- **The records**
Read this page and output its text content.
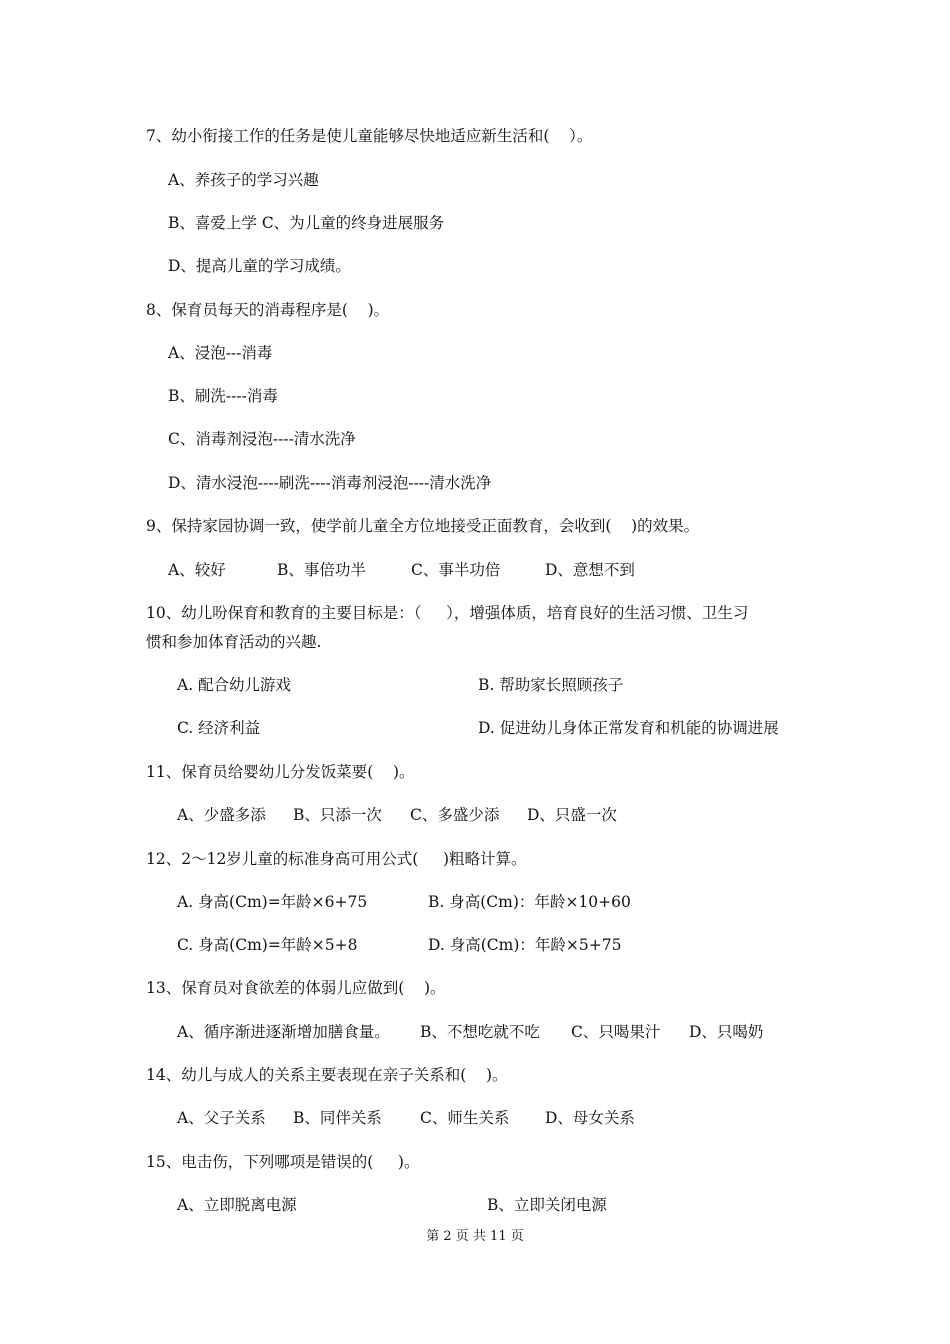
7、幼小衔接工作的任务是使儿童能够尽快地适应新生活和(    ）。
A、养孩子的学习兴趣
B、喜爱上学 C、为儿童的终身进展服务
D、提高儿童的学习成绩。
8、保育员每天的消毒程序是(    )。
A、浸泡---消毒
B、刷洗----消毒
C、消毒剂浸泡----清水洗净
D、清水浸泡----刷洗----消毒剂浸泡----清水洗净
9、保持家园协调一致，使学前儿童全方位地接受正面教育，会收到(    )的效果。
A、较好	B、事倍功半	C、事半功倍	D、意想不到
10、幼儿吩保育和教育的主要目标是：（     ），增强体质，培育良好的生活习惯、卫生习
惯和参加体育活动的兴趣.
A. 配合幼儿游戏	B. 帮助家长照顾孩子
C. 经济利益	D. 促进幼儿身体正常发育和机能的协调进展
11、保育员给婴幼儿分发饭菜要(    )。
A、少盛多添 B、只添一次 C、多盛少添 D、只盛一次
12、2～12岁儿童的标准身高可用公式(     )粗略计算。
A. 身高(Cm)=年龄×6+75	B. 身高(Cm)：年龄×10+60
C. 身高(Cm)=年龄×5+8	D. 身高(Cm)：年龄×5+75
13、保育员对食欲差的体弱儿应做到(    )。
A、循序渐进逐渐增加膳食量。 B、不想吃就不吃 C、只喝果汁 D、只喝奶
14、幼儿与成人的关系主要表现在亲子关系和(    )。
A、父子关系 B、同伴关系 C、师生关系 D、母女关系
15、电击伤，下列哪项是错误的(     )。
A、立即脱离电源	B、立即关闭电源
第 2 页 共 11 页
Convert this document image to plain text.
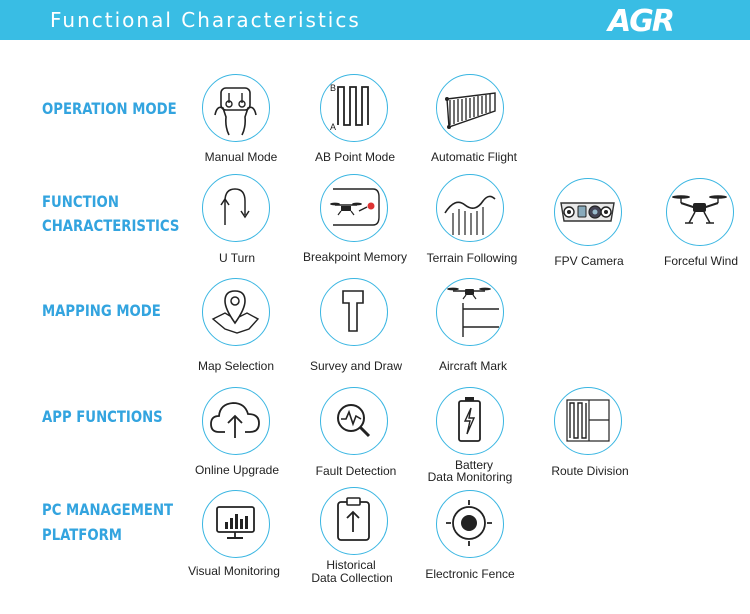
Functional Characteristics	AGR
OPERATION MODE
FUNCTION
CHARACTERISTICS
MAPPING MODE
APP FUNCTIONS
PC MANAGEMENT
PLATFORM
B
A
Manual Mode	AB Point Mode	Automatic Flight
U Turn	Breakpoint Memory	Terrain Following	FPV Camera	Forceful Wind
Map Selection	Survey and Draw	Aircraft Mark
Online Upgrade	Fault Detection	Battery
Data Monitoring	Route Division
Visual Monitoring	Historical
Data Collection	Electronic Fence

- **Task**
Restate the data above word for word. Do not include the images.

- **Correct result**
Read this page and output its text content.
7、幼小衔接工作的任务是使儿童能够尽快地适应新生活和(    ）。
A、养孩子的学习兴趣
B、喜爱上学 C、为儿童的终身进展服务
D、提高儿童的学习成绩。
8、保育员每天的消毒程序是(    )。
A、浸泡---消毒
B、刷洗----消毒
C、消毒剂浸泡----清水洗净
D、清水浸泡----刷洗----消毒剂浸泡----清水洗净
9、保持家园协调一致，使学前儿童全方位地接受正面教育，会收到(    )的效果。
A、较好	B、事倍功半	C、事半功倍	D、意想不到
10、幼儿吩保育和教育的主要目标是：（     ），增强体质，培育良好的生活习惯、卫生习
惯和参加体育活动的兴趣.
A. 配合幼儿游戏	B. 帮助家长照顾孩子
C. 经济利益	D. 促进幼儿身体正常发育和机能的协调进展
11、保育员给婴幼儿分发饭菜要(    )。
A、少盛多添 B、只添一次 C、多盛少添 D、只盛一次
12、2～12岁儿童的标准身高可用公式(     )粗略计算。
A. 身高(Cm)=年龄×6+75	B. 身高(Cm)：年龄×10+60
C. 身高(Cm)=年龄×5+8	D. 身高(Cm)：年龄×5+75
13、保育员对食欲差的体弱儿应做到(    )。
A、循序渐进逐渐增加膳食量。 B、不想吃就不吃 C、只喝果汁 D、只喝奶
14、幼儿与成人的关系主要表现在亲子关系和(    )。
A、父子关系 B、同伴关系 C、师生关系 D、母女关系
15、电击伤，下列哪项是错误的(     )。
A、立即脱离电源	B、立即关闭电源
第 2 页 共 11 页
Convert this document image to plain text.
Functional Characteristics	AGR
OPERATION MODE
FUNCTION
CHARACTERISTICS
MAPPING MODE
APP FUNCTIONS
PC MANAGEMENT
PLATFORM
B
A
Manual Mode	AB Point Mode	Automatic Flight
U Turn	Breakpoint Memory	Terrain Following	FPV Camera	Forceful Wind
Map Selection	Survey and Draw	Aircraft Mark
Online Upgrade	Fault Detection	Battery
Data Monitoring	Route Division
Visual Monitoring	Historical
Data Collection	Electronic Fence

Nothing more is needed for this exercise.